(WHAT TO WORK ON): Find how many lines contain the word "rocketed" and state that number alone.

(SUPPLIED MATERIAL):
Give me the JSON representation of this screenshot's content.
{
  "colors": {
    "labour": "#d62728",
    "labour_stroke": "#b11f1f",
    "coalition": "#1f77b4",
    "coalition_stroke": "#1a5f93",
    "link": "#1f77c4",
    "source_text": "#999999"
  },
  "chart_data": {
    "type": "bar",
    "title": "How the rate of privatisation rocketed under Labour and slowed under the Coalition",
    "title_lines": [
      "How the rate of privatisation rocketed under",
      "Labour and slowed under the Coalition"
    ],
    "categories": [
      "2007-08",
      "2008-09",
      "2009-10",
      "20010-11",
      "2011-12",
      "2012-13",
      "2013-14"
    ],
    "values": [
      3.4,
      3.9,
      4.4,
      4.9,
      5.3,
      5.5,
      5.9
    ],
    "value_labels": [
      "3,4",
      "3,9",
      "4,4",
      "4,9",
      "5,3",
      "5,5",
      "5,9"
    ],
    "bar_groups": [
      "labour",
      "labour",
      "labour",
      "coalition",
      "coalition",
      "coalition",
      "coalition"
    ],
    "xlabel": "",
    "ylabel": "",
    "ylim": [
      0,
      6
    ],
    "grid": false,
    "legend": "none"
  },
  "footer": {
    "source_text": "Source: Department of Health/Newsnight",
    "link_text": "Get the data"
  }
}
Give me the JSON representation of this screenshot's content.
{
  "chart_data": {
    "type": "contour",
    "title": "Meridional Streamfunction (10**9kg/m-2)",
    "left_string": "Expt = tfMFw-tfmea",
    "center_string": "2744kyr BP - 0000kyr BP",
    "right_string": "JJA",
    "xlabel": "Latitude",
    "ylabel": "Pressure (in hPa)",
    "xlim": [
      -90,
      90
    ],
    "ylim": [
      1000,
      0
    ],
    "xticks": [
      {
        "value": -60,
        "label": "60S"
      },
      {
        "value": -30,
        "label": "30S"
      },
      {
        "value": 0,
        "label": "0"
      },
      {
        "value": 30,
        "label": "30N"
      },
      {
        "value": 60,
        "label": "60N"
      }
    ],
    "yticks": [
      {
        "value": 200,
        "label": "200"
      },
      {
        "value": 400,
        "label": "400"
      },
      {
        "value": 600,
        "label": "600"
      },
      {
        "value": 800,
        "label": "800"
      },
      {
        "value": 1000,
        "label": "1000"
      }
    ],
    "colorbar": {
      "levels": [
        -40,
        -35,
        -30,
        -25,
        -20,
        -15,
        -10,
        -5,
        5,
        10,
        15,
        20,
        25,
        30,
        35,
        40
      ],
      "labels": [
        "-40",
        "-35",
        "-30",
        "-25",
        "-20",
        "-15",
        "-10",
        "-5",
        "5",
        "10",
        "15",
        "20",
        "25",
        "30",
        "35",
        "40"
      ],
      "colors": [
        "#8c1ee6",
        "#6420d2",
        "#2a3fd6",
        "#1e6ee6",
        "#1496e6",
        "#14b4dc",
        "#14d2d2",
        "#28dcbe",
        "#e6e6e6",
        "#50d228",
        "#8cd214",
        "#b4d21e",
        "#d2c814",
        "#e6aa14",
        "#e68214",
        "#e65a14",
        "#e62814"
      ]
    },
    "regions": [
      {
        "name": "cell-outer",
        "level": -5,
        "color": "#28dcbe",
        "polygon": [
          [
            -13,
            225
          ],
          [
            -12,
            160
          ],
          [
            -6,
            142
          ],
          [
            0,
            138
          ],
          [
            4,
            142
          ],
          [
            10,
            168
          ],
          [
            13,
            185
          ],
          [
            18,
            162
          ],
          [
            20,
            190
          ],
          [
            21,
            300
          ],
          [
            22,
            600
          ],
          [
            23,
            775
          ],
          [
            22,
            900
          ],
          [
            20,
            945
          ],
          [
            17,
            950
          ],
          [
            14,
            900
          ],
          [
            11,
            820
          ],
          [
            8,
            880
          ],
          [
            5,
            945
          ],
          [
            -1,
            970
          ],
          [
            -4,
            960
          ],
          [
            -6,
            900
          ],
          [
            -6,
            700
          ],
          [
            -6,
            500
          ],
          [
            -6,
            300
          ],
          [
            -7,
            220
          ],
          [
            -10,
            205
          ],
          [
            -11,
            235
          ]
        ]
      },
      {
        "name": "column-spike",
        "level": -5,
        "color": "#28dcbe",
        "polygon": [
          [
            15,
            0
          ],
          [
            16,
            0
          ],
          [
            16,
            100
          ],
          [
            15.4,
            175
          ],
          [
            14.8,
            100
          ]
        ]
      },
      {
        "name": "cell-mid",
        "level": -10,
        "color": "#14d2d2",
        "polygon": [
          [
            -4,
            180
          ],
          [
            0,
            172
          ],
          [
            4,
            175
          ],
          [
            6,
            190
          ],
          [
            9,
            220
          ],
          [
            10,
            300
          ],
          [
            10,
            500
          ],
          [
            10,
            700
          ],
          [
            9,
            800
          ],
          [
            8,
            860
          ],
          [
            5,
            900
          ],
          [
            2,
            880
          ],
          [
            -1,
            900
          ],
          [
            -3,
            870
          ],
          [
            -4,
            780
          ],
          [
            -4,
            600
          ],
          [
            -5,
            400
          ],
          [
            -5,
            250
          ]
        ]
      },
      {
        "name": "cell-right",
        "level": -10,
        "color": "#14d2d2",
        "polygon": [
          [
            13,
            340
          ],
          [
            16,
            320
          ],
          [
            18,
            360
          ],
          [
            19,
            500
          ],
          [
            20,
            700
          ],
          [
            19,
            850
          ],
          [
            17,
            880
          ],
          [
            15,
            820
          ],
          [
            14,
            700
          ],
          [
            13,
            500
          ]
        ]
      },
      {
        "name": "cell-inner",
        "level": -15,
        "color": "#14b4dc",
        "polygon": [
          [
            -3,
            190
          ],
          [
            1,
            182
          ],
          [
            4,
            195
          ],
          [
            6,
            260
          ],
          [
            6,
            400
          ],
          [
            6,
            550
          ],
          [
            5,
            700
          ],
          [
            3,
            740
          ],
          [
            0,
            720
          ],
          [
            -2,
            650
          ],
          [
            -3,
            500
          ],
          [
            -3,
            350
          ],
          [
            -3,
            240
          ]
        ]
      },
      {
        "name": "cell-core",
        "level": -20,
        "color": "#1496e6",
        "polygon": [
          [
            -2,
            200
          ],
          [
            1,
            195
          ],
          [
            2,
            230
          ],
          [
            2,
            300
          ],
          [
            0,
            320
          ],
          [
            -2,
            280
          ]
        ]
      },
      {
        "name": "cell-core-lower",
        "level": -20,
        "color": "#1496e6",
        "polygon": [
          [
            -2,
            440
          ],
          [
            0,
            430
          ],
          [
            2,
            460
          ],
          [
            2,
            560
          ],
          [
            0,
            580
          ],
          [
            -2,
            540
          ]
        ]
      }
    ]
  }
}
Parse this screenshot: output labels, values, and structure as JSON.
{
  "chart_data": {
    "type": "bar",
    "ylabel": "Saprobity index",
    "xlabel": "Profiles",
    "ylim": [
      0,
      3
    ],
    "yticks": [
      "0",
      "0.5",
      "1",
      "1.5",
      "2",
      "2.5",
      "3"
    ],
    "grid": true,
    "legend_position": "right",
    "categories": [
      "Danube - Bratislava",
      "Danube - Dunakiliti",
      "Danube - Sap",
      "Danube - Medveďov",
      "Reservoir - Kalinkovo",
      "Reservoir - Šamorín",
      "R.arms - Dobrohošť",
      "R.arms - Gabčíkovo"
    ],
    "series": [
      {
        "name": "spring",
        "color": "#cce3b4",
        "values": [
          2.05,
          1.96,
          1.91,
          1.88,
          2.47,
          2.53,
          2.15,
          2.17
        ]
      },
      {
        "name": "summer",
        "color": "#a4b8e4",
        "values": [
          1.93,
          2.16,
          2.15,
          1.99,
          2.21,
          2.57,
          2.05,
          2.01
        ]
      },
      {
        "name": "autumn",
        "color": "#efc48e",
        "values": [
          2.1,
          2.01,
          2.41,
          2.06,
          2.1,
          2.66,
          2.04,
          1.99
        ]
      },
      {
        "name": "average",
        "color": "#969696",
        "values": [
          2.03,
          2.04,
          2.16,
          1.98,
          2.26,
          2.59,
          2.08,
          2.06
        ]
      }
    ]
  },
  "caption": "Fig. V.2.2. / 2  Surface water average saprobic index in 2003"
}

(WRITTEN RESPONSE): 2